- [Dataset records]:
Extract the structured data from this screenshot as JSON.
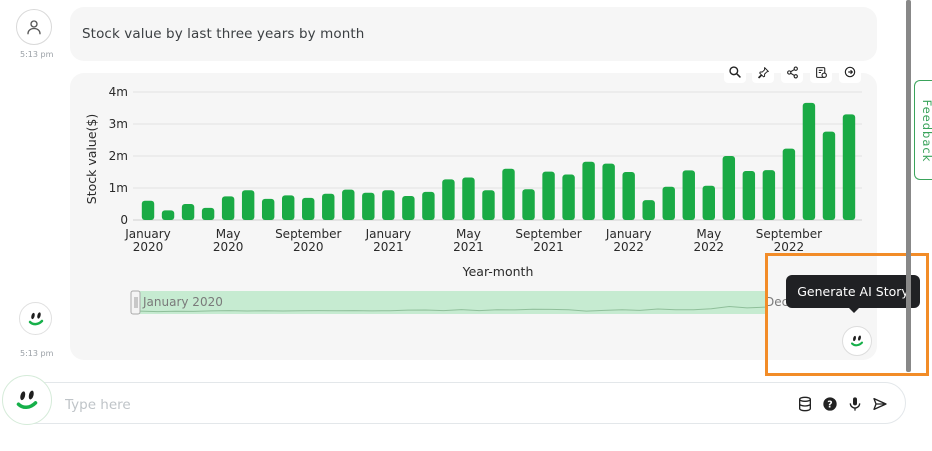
{
  "conversation": {
    "user_message": "Stock value by last three years by month",
    "user_time": "5:13 pm",
    "bot_time": "5:13 pm"
  },
  "chart_toolbar": {
    "icons": [
      "search-icon",
      "pin-icon",
      "share-icon",
      "export-icon",
      "settings-icon"
    ]
  },
  "chart_data": {
    "type": "bar",
    "ylabel": "Stock value($)",
    "xlabel": "Year-month",
    "yticks": [
      "0",
      "1m",
      "2m",
      "3m",
      "4m"
    ],
    "ylim": [
      0,
      4000000
    ],
    "color": "#1aaa45",
    "x_tick_labels": [
      {
        "line1": "January",
        "line2": "2020"
      },
      {
        "line1": "May",
        "line2": "2020"
      },
      {
        "line1": "September",
        "line2": "2020"
      },
      {
        "line1": "January",
        "line2": "2021"
      },
      {
        "line1": "May",
        "line2": "2021"
      },
      {
        "line1": "September",
        "line2": "2021"
      },
      {
        "line1": "January",
        "line2": "2022"
      },
      {
        "line1": "May",
        "line2": "2022"
      },
      {
        "line1": "September",
        "line2": "2022"
      }
    ],
    "x_tick_indices": [
      0,
      4,
      8,
      12,
      16,
      20,
      24,
      28,
      32
    ],
    "categories": [
      "2020-01",
      "2020-02",
      "2020-03",
      "2020-04",
      "2020-05",
      "2020-06",
      "2020-07",
      "2020-08",
      "2020-09",
      "2020-10",
      "2020-11",
      "2020-12",
      "2021-01",
      "2021-02",
      "2021-03",
      "2021-04",
      "2021-05",
      "2021-06",
      "2021-07",
      "2021-08",
      "2021-09",
      "2021-10",
      "2021-11",
      "2021-12",
      "2022-01",
      "2022-02",
      "2022-03",
      "2022-04",
      "2022-05",
      "2022-06",
      "2022-07",
      "2022-08",
      "2022-09",
      "2022-10",
      "2022-11",
      "2022-12"
    ],
    "values": [
      600000,
      300000,
      500000,
      380000,
      740000,
      930000,
      660000,
      770000,
      690000,
      820000,
      950000,
      850000,
      930000,
      750000,
      880000,
      1270000,
      1330000,
      930000,
      1600000,
      960000,
      1510000,
      1420000,
      1820000,
      1760000,
      1500000,
      620000,
      1040000,
      1550000,
      1070000,
      2000000,
      1530000,
      1560000,
      2230000,
      3660000,
      2760000,
      3300000
    ],
    "grid": true,
    "range_slider": {
      "start_label": "January 2020",
      "end_label": "Dec"
    }
  },
  "tooltip": {
    "text": "Generate AI Story"
  },
  "feedback": {
    "label": "Feedback"
  },
  "composer": {
    "placeholder": "Type here",
    "icons": [
      "database-icon",
      "help-icon",
      "microphone-icon",
      "send-icon"
    ]
  }
}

- [Work instructions]: Leave out the pictures and copy the rest of the material above exactly.

- [Answer for the task]:
Extract the structured data from this screenshot as JSON.
{
  "conversation": {
    "user_message": "Stock value by last three years by month",
    "user_time": "5:13 pm",
    "bot_time": "5:13 pm"
  },
  "chart_toolbar": {
    "icons": [
      "search-icon",
      "pin-icon",
      "share-icon",
      "export-icon",
      "settings-icon"
    ]
  },
  "chart_data": {
    "type": "bar",
    "ylabel": "Stock value($)",
    "xlabel": "Year-month",
    "yticks": [
      "0",
      "1m",
      "2m",
      "3m",
      "4m"
    ],
    "ylim": [
      0,
      4000000
    ],
    "color": "#1aaa45",
    "x_tick_labels": [
      {
        "line1": "January",
        "line2": "2020"
      },
      {
        "line1": "May",
        "line2": "2020"
      },
      {
        "line1": "September",
        "line2": "2020"
      },
      {
        "line1": "January",
        "line2": "2021"
      },
      {
        "line1": "May",
        "line2": "2021"
      },
      {
        "line1": "September",
        "line2": "2021"
      },
      {
        "line1": "January",
        "line2": "2022"
      },
      {
        "line1": "May",
        "line2": "2022"
      },
      {
        "line1": "September",
        "line2": "2022"
      }
    ],
    "x_tick_indices": [
      0,
      4,
      8,
      12,
      16,
      20,
      24,
      28,
      32
    ],
    "categories": [
      "2020-01",
      "2020-02",
      "2020-03",
      "2020-04",
      "2020-05",
      "2020-06",
      "2020-07",
      "2020-08",
      "2020-09",
      "2020-10",
      "2020-11",
      "2020-12",
      "2021-01",
      "2021-02",
      "2021-03",
      "2021-04",
      "2021-05",
      "2021-06",
      "2021-07",
      "2021-08",
      "2021-09",
      "2021-10",
      "2021-11",
      "2021-12",
      "2022-01",
      "2022-02",
      "2022-03",
      "2022-04",
      "2022-05",
      "2022-06",
      "2022-07",
      "2022-08",
      "2022-09",
      "2022-10",
      "2022-11",
      "2022-12"
    ],
    "values": [
      600000,
      300000,
      500000,
      380000,
      740000,
      930000,
      660000,
      770000,
      690000,
      820000,
      950000,
      850000,
      930000,
      750000,
      880000,
      1270000,
      1330000,
      930000,
      1600000,
      960000,
      1510000,
      1420000,
      1820000,
      1760000,
      1500000,
      620000,
      1040000,
      1550000,
      1070000,
      2000000,
      1530000,
      1560000,
      2230000,
      3660000,
      2760000,
      3300000
    ],
    "grid": true,
    "range_slider": {
      "start_label": "January 2020",
      "end_label": "Dec"
    }
  },
  "tooltip": {
    "text": "Generate AI Story"
  },
  "feedback": {
    "label": "Feedback"
  },
  "composer": {
    "placeholder": "Type here",
    "icons": [
      "database-icon",
      "help-icon",
      "microphone-icon",
      "send-icon"
    ]
  }
}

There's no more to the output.